▸ **Dataset entries**:
+ + +

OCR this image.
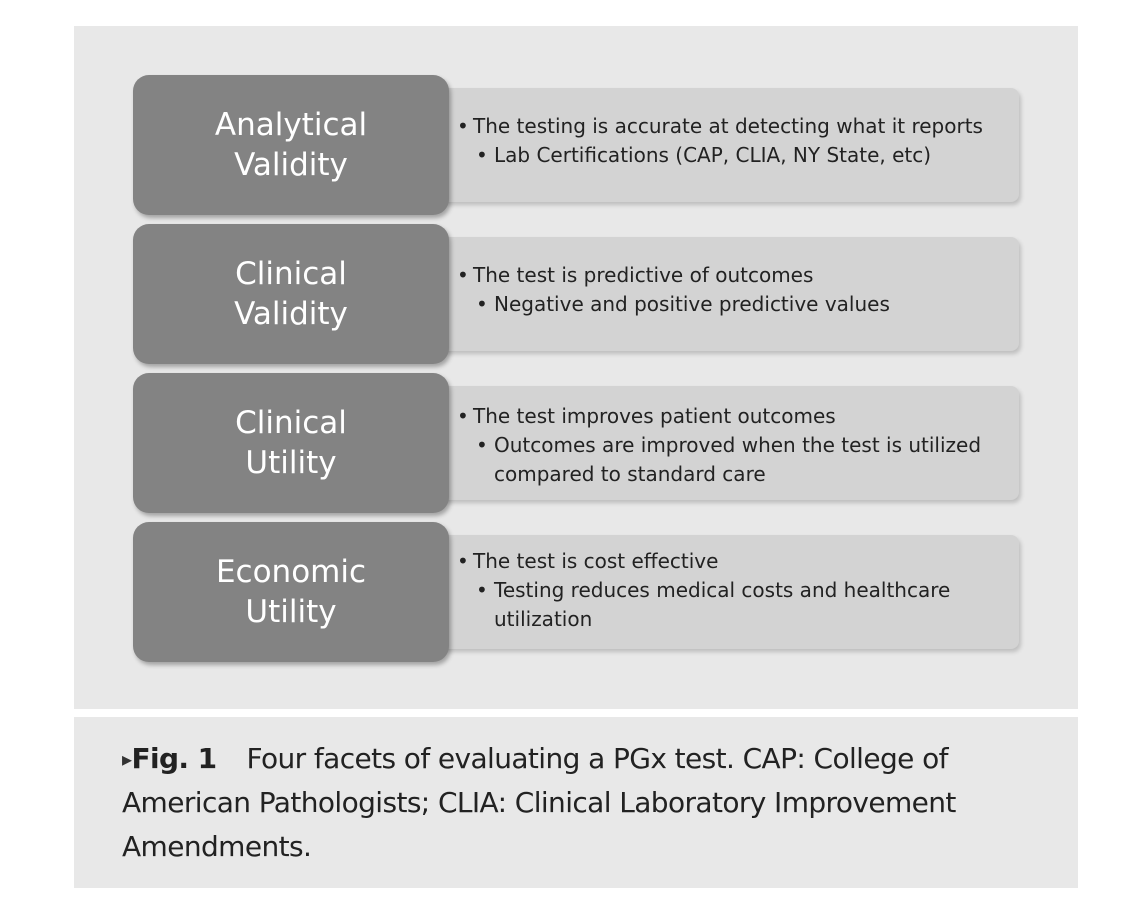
• The testing is accurate at detecting what it reports
• Lab Certifications (CAP, CLIA, NY State, etc)
Analytical
Validity
• The test is predictive of outcomes
• Negative and positive predictive values
Clinical
Validity
• The test improves patient outcomes
• Outcomes are improved when the test is utilized compared to standard care
Clinical
Utility
• The test is cost effective
• Testing reduces medical costs and healthcare utilization
Economic
Utility
▸Fig. 1 Four facets of evaluating a PGx test. CAP: College of American Pathologists; CLIA: Clinical Laboratory Improvement Amendments.
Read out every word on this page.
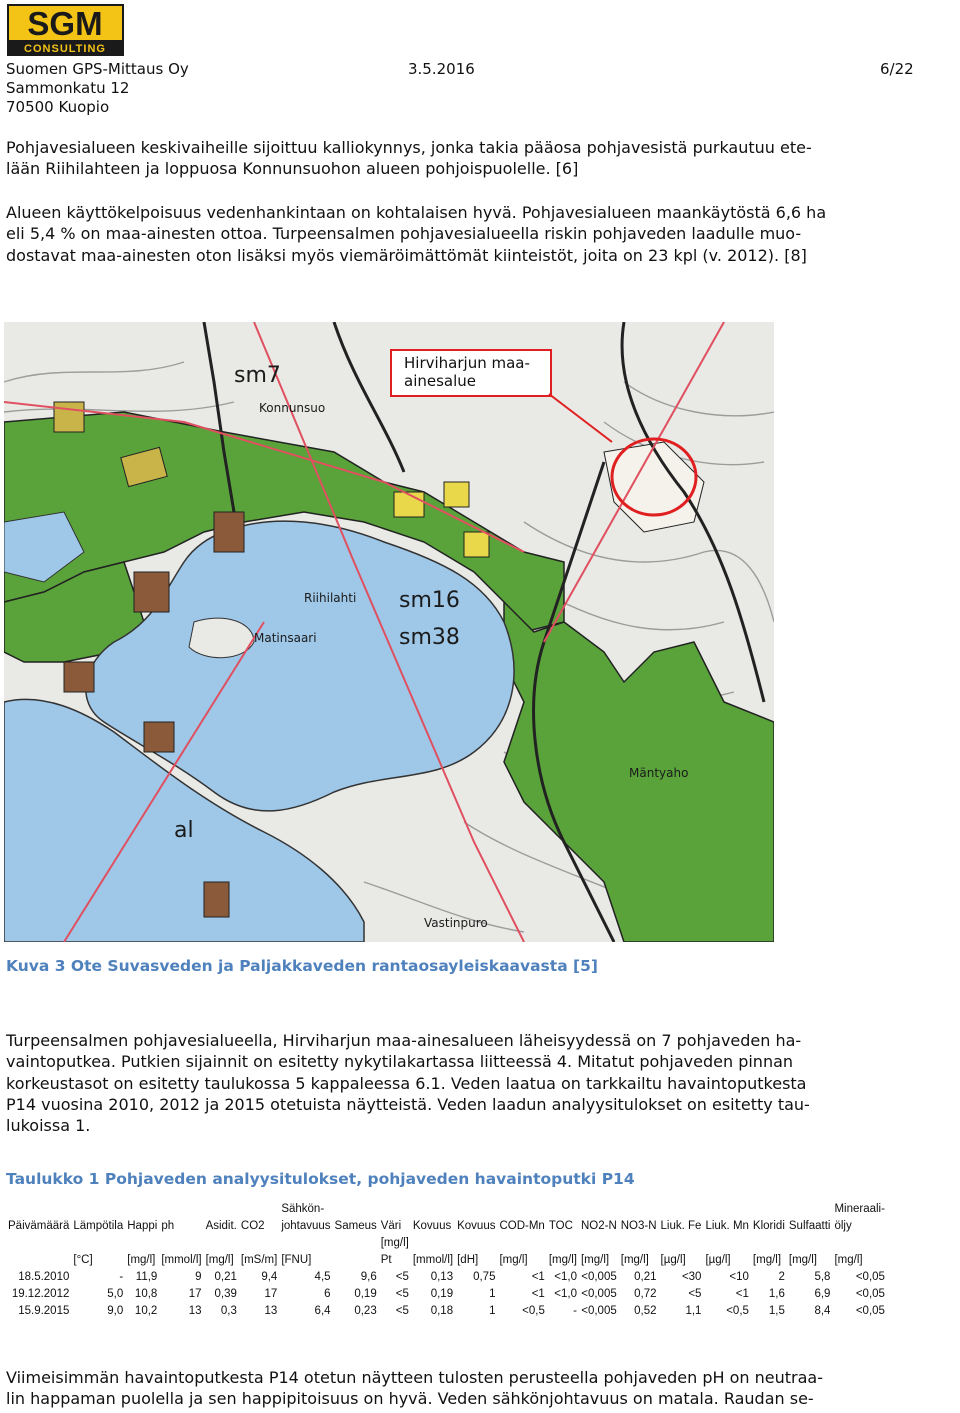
SGM
CONSULTING
Suomen GPS-Mittaus Oy	3.5.2016	6/22
Sammonkatu 12
70500 Kuopio
Pohjavesialueen keskivaiheille sijoittuu kalliokynnys, jonka takia pääosa pohjavesistä purkautuu ete-
lään Riihilahteen ja loppuosa Konnunsuohon alueen pohjoispuolelle. [6]
Alueen käyttökelpoisuus vedenhankintaan on kohtalaisen hyvä. Pohjavesialueen maankäytöstä 6,6 ha
eli 5,4 % on maa-ainesten ottoa. Turpeensalmen pohjavesialueella riskin pohjaveden laadulle muo-
dostavat maa-ainesten oton lisäksi myös viemäröimättömät kiinteistöt, joita on 23 kpl (v. 2012). [8]
sm7
sm16
sm38
al
Riihilahti
Matinsaari
Konnunsuo
Mäntyaho
Vastinpuro
Hirviharjun maa-
ainesalue
Kuva 3 Ote Suvasveden ja Paljakkaveden rantaosayleiskaavasta [5]
Turpeensalmen pohjavesialueella, Hirviharjun maa-ainesalueen läheisyydessä on 7 pohjaveden ha-
vaintoputkea. Putkien sijainnit on esitetty nykytilakartassa liitteessä 4. Mitatut pohjaveden pinnan
korkeustasot on esitetty taulukossa 5 kappaleessa 6.1. Veden laatua on tarkkailtu havaintoputkesta
P14 vuosina 2010, 2012 ja 2015 otetuista näytteistä. Veden laadun analyysitulokset on esitetty tau-
lukoissa 1.
Taulukko 1 Pohjaveden analyysitulokset, pohjaveden havaintoputki P14
						Sähkön-													Mineraali-
Päivämäärä	Lämpötila	Happi	ph	Asidit.	CO2	johtavuus	Sameus	Väri	Kovuus	Kovuus	COD-Mn	TOC	NO2-N	NO3-N	Liuk. Fe	Liuk. Mn	Kloridi	Sulfaatti	öljy
								[mg/l]											
	[°C]	[mg/l]	[mmol/l]	[mg/l]	[mS/m]	[FNU]		Pt	[mmol/l]	[dH]	[mg/l]	[mg/l]	[mg/l]	[mg/l]	[µg/l]	[µg/l]	[mg/l]	[mg/l]	[mg/l]
18.5.2010	-	11,9	9	0,21	9,4	4,5	9,6	<5	0,13	0,75	<1	<1,0	<0,005	0,21	<30	<10	2	5,8	<0,05
19.12.2012	5,0	10,8	17	0,39	17	6	0,19	<5	0,19	1	<1	<1,0	<0,005	0,72	<5	<1	1,6	6,9	<0,05
15.9.2015	9,0	10,2	13	0,3	13	6,4	0,23	<5	0,18	1	<0,5	-	<0,005	0,52	1,1	<0,5	1,5	8,4	<0,05
Viimeisimmän havaintoputkesta P14 otetun näytteen tulosten perusteella pohjaveden pH on neutraa-
lin happaman puolella ja sen happipitoisuus on hyvä. Veden sähkönjohtavuus on matala. Raudan se-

+ + +

Find every line in the listing that holds the string "this", then say how many there are as a bare number.

2